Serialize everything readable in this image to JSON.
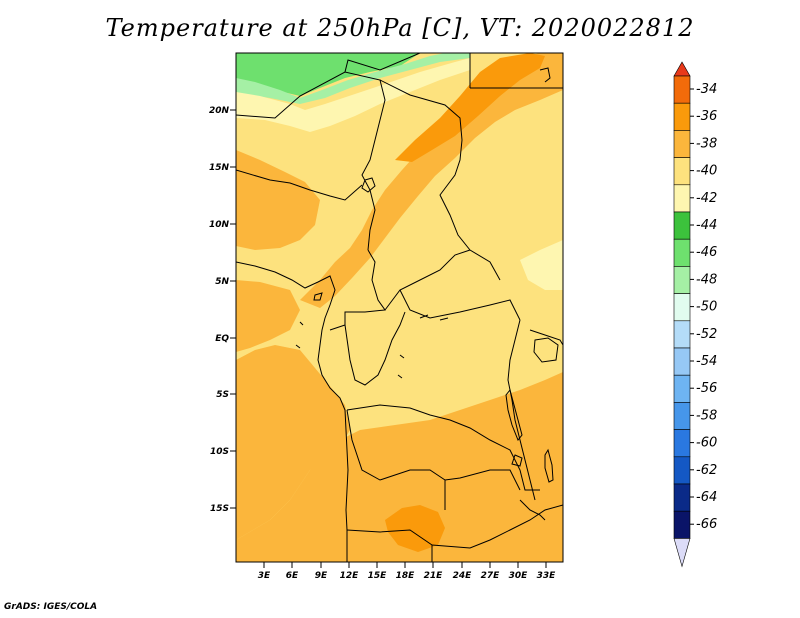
{
  "title": "Temperature at 250hPa [C], VT: 2020022812",
  "footer": "GrADS: IGES/COLA",
  "lat_ticks": [
    "20N",
    "15N",
    "10N",
    "5N",
    "EQ",
    "5S",
    "10S",
    "15S"
  ],
  "lon_ticks": [
    "3E",
    "6E",
    "9E",
    "12E",
    "15E",
    "18E",
    "21E",
    "24E",
    "27E",
    "30E",
    "33E"
  ],
  "colorbar": {
    "labels": [
      "-34",
      "-36",
      "-38",
      "-40",
      "-42",
      "-44",
      "-46",
      "-48",
      "-50",
      "-52",
      "-54",
      "-56",
      "-58",
      "-60",
      "-62",
      "-64",
      "-66"
    ],
    "colors": [
      "#e8391a",
      "#f26b0a",
      "#fa9a0b",
      "#fbb63c",
      "#fde27e",
      "#fef6b0",
      "#3cc23c",
      "#6ee06e",
      "#a5f0a5",
      "#e1fcef",
      "#b4dcf8",
      "#96c8f5",
      "#6eb4f2",
      "#4696ea",
      "#2a78e0",
      "#1458c4",
      "#0a2a88",
      "#0a1468"
    ],
    "top_triangle_color": "#e8391a",
    "bottom_triangle_color": "#dcdcf8"
  },
  "map": {
    "background_color": "#fde27e",
    "fields": [
      {
        "name": "green-north",
        "color": "#6ee06e"
      },
      {
        "name": "green-light-north",
        "color": "#a5f0a5"
      },
      {
        "name": "pale-north",
        "color": "#fef6b0"
      },
      {
        "name": "orange-band",
        "color": "#fbb63c"
      },
      {
        "name": "deep-orange-band",
        "color": "#fa9a0b"
      },
      {
        "name": "south-orange",
        "color": "#fbb63c"
      },
      {
        "name": "southwest-orange",
        "color": "#fbb63c"
      },
      {
        "name": "west-coast-orange",
        "color": "#fbb63c"
      },
      {
        "name": "south-deep-orange",
        "color": "#fa9a0b"
      },
      {
        "name": "west-orange",
        "color": "#fbb63c"
      },
      {
        "name": "east-pale",
        "color": "#fef6b0"
      }
    ]
  }
}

### EXERCISE PROMPT
Word for word, quote the lines above. Omit the pictures.

### PROBLEM SOLUTION
Serialize everything readable in this image to JSON.
{
  "title": "Temperature at 250hPa [C], VT: 2020022812",
  "footer": "GrADS: IGES/COLA",
  "lat_ticks": [
    "20N",
    "15N",
    "10N",
    "5N",
    "EQ",
    "5S",
    "10S",
    "15S"
  ],
  "lon_ticks": [
    "3E",
    "6E",
    "9E",
    "12E",
    "15E",
    "18E",
    "21E",
    "24E",
    "27E",
    "30E",
    "33E"
  ],
  "colorbar": {
    "labels": [
      "-34",
      "-36",
      "-38",
      "-40",
      "-42",
      "-44",
      "-46",
      "-48",
      "-50",
      "-52",
      "-54",
      "-56",
      "-58",
      "-60",
      "-62",
      "-64",
      "-66"
    ],
    "colors": [
      "#e8391a",
      "#f26b0a",
      "#fa9a0b",
      "#fbb63c",
      "#fde27e",
      "#fef6b0",
      "#3cc23c",
      "#6ee06e",
      "#a5f0a5",
      "#e1fcef",
      "#b4dcf8",
      "#96c8f5",
      "#6eb4f2",
      "#4696ea",
      "#2a78e0",
      "#1458c4",
      "#0a2a88",
      "#0a1468"
    ],
    "top_triangle_color": "#e8391a",
    "bottom_triangle_color": "#dcdcf8"
  },
  "map": {
    "background_color": "#fde27e",
    "fields": [
      {
        "name": "green-north",
        "color": "#6ee06e"
      },
      {
        "name": "green-light-north",
        "color": "#a5f0a5"
      },
      {
        "name": "pale-north",
        "color": "#fef6b0"
      },
      {
        "name": "orange-band",
        "color": "#fbb63c"
      },
      {
        "name": "deep-orange-band",
        "color": "#fa9a0b"
      },
      {
        "name": "south-orange",
        "color": "#fbb63c"
      },
      {
        "name": "southwest-orange",
        "color": "#fbb63c"
      },
      {
        "name": "west-coast-orange",
        "color": "#fbb63c"
      },
      {
        "name": "south-deep-orange",
        "color": "#fa9a0b"
      },
      {
        "name": "west-orange",
        "color": "#fbb63c"
      },
      {
        "name": "east-pale",
        "color": "#fef6b0"
      }
    ]
  }
}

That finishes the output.